## RECORD LIST:
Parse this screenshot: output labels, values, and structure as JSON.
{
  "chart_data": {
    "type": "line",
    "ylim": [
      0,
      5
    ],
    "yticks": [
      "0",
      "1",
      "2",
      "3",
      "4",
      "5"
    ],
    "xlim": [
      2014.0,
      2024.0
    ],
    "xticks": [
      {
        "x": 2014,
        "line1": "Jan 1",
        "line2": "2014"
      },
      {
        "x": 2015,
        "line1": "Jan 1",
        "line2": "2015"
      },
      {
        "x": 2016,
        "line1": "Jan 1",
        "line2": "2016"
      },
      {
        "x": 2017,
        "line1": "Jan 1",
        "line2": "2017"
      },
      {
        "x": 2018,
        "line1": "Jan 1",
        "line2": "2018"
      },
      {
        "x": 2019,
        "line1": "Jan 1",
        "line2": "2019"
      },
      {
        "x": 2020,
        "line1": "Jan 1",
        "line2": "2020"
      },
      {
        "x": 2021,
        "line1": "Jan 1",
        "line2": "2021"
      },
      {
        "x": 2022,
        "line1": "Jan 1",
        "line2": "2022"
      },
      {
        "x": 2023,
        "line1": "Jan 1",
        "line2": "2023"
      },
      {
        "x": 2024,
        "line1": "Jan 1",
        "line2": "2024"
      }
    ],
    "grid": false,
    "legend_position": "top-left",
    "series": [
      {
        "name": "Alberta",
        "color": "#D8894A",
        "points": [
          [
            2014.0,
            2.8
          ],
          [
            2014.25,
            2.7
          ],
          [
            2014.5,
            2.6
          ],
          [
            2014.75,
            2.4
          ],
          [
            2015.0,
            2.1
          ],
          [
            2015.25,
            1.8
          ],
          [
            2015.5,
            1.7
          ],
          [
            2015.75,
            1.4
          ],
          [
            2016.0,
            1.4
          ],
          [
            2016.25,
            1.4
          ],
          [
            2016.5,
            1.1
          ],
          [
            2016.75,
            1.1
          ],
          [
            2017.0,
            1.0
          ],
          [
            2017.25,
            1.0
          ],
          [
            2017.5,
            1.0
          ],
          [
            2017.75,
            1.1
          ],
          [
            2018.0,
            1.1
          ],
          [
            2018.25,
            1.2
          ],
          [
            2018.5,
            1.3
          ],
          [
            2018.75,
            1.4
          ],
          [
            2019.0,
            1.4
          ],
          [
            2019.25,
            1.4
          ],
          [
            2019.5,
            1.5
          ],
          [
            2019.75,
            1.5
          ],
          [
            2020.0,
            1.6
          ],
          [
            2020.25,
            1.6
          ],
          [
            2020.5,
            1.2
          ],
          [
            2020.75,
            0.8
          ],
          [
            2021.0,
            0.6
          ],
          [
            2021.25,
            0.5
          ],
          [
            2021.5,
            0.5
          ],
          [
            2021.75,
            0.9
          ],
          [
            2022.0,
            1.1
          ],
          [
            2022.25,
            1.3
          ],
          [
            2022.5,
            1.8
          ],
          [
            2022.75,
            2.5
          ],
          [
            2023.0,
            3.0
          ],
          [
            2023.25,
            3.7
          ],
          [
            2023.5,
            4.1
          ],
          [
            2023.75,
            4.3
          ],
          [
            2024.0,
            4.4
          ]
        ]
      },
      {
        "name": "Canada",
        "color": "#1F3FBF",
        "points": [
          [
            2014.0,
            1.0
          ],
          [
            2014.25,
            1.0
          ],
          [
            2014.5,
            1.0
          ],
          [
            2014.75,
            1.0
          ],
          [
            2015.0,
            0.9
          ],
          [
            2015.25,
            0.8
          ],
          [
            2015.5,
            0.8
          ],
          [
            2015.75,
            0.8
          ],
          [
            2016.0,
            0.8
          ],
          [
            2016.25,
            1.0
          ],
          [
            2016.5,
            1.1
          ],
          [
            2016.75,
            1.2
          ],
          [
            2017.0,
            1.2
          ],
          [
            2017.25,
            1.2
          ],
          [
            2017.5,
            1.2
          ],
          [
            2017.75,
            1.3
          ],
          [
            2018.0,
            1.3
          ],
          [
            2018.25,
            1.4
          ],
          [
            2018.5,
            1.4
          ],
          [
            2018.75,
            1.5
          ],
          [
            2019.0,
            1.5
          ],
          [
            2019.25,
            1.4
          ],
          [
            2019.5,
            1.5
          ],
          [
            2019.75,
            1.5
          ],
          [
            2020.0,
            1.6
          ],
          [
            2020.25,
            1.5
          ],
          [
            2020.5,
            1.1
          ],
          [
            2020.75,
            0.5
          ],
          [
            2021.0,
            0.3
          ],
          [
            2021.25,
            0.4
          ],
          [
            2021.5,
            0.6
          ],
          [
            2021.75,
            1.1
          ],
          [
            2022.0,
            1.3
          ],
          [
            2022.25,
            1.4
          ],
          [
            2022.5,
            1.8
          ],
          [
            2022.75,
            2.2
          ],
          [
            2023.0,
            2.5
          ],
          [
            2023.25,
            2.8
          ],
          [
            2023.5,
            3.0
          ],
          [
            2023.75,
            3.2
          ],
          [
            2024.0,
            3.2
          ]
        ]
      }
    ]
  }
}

## WHAT THE TASK ASKS:
Write out every line of the records exactly.

## FINAL RESULT:
Parse this screenshot: output labels, values, and structure as JSON.
{
  "chart_data": {
    "type": "line",
    "ylim": [
      0,
      5
    ],
    "yticks": [
      "0",
      "1",
      "2",
      "3",
      "4",
      "5"
    ],
    "xlim": [
      2014.0,
      2024.0
    ],
    "xticks": [
      {
        "x": 2014,
        "line1": "Jan 1",
        "line2": "2014"
      },
      {
        "x": 2015,
        "line1": "Jan 1",
        "line2": "2015"
      },
      {
        "x": 2016,
        "line1": "Jan 1",
        "line2": "2016"
      },
      {
        "x": 2017,
        "line1": "Jan 1",
        "line2": "2017"
      },
      {
        "x": 2018,
        "line1": "Jan 1",
        "line2": "2018"
      },
      {
        "x": 2019,
        "line1": "Jan 1",
        "line2": "2019"
      },
      {
        "x": 2020,
        "line1": "Jan 1",
        "line2": "2020"
      },
      {
        "x": 2021,
        "line1": "Jan 1",
        "line2": "2021"
      },
      {
        "x": 2022,
        "line1": "Jan 1",
        "line2": "2022"
      },
      {
        "x": 2023,
        "line1": "Jan 1",
        "line2": "2023"
      },
      {
        "x": 2024,
        "line1": "Jan 1",
        "line2": "2024"
      }
    ],
    "grid": false,
    "legend_position": "top-left",
    "series": [
      {
        "name": "Alberta",
        "color": "#D8894A",
        "points": [
          [
            2014.0,
            2.8
          ],
          [
            2014.25,
            2.7
          ],
          [
            2014.5,
            2.6
          ],
          [
            2014.75,
            2.4
          ],
          [
            2015.0,
            2.1
          ],
          [
            2015.25,
            1.8
          ],
          [
            2015.5,
            1.7
          ],
          [
            2015.75,
            1.4
          ],
          [
            2016.0,
            1.4
          ],
          [
            2016.25,
            1.4
          ],
          [
            2016.5,
            1.1
          ],
          [
            2016.75,
            1.1
          ],
          [
            2017.0,
            1.0
          ],
          [
            2017.25,
            1.0
          ],
          [
            2017.5,
            1.0
          ],
          [
            2017.75,
            1.1
          ],
          [
            2018.0,
            1.1
          ],
          [
            2018.25,
            1.2
          ],
          [
            2018.5,
            1.3
          ],
          [
            2018.75,
            1.4
          ],
          [
            2019.0,
            1.4
          ],
          [
            2019.25,
            1.4
          ],
          [
            2019.5,
            1.5
          ],
          [
            2019.75,
            1.5
          ],
          [
            2020.0,
            1.6
          ],
          [
            2020.25,
            1.6
          ],
          [
            2020.5,
            1.2
          ],
          [
            2020.75,
            0.8
          ],
          [
            2021.0,
            0.6
          ],
          [
            2021.25,
            0.5
          ],
          [
            2021.5,
            0.5
          ],
          [
            2021.75,
            0.9
          ],
          [
            2022.0,
            1.1
          ],
          [
            2022.25,
            1.3
          ],
          [
            2022.5,
            1.8
          ],
          [
            2022.75,
            2.5
          ],
          [
            2023.0,
            3.0
          ],
          [
            2023.25,
            3.7
          ],
          [
            2023.5,
            4.1
          ],
          [
            2023.75,
            4.3
          ],
          [
            2024.0,
            4.4
          ]
        ]
      },
      {
        "name": "Canada",
        "color": "#1F3FBF",
        "points": [
          [
            2014.0,
            1.0
          ],
          [
            2014.25,
            1.0
          ],
          [
            2014.5,
            1.0
          ],
          [
            2014.75,
            1.0
          ],
          [
            2015.0,
            0.9
          ],
          [
            2015.25,
            0.8
          ],
          [
            2015.5,
            0.8
          ],
          [
            2015.75,
            0.8
          ],
          [
            2016.0,
            0.8
          ],
          [
            2016.25,
            1.0
          ],
          [
            2016.5,
            1.1
          ],
          [
            2016.75,
            1.2
          ],
          [
            2017.0,
            1.2
          ],
          [
            2017.25,
            1.2
          ],
          [
            2017.5,
            1.2
          ],
          [
            2017.75,
            1.3
          ],
          [
            2018.0,
            1.3
          ],
          [
            2018.25,
            1.4
          ],
          [
            2018.5,
            1.4
          ],
          [
            2018.75,
            1.5
          ],
          [
            2019.0,
            1.5
          ],
          [
            2019.25,
            1.4
          ],
          [
            2019.5,
            1.5
          ],
          [
            2019.75,
            1.5
          ],
          [
            2020.0,
            1.6
          ],
          [
            2020.25,
            1.5
          ],
          [
            2020.5,
            1.1
          ],
          [
            2020.75,
            0.5
          ],
          [
            2021.0,
            0.3
          ],
          [
            2021.25,
            0.4
          ],
          [
            2021.5,
            0.6
          ],
          [
            2021.75,
            1.1
          ],
          [
            2022.0,
            1.3
          ],
          [
            2022.25,
            1.4
          ],
          [
            2022.5,
            1.8
          ],
          [
            2022.75,
            2.2
          ],
          [
            2023.0,
            2.5
          ],
          [
            2023.25,
            2.8
          ],
          [
            2023.5,
            3.0
          ],
          [
            2023.75,
            3.2
          ],
          [
            2024.0,
            3.2
          ]
        ]
      }
    ]
  }
}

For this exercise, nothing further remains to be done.